_Written task_. Look through the material and copy each line holding "What".

_Task input_.
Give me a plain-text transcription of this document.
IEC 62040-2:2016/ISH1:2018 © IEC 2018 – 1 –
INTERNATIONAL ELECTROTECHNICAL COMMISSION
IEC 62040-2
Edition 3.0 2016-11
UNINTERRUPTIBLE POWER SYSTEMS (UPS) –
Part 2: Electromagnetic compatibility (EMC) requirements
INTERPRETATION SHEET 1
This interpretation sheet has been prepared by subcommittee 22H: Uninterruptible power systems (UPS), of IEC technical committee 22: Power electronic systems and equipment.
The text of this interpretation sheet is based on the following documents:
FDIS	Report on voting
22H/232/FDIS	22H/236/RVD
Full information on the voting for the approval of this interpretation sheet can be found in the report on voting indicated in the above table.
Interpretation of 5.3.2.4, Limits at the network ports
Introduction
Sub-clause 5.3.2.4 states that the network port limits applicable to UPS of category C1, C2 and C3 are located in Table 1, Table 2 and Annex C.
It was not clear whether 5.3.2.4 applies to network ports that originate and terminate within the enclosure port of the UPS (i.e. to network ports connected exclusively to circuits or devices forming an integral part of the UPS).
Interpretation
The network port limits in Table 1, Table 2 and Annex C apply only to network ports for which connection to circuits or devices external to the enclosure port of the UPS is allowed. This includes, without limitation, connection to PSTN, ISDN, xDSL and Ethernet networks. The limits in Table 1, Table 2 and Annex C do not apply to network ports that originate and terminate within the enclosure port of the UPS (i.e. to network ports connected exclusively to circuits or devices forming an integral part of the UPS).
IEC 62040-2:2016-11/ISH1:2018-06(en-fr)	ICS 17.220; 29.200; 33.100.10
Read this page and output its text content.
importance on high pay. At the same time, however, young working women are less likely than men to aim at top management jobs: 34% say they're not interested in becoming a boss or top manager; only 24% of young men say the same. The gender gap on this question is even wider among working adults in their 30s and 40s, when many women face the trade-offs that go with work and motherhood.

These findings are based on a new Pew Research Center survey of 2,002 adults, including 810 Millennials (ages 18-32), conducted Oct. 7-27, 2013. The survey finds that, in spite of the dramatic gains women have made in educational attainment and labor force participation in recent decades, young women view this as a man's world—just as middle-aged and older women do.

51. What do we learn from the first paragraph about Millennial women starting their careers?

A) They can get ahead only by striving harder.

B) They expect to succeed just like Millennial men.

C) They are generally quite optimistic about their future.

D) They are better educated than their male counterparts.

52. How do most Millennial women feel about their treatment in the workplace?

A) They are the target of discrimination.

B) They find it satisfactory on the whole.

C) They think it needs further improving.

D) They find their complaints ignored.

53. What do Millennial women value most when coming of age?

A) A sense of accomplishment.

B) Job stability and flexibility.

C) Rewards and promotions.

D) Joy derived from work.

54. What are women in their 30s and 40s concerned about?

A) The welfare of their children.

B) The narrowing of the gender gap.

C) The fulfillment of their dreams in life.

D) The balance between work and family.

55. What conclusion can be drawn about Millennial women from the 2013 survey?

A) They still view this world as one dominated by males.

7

_Response to the exercise_.
51. What do we learn from the first paragraph about Millennial women starting their careers?
53. What do Millennial women value most when coming of age?
54. What are women in their 30s and 40s concerned about?
55. What conclusion can be drawn about Millennial women from the 2013 survey?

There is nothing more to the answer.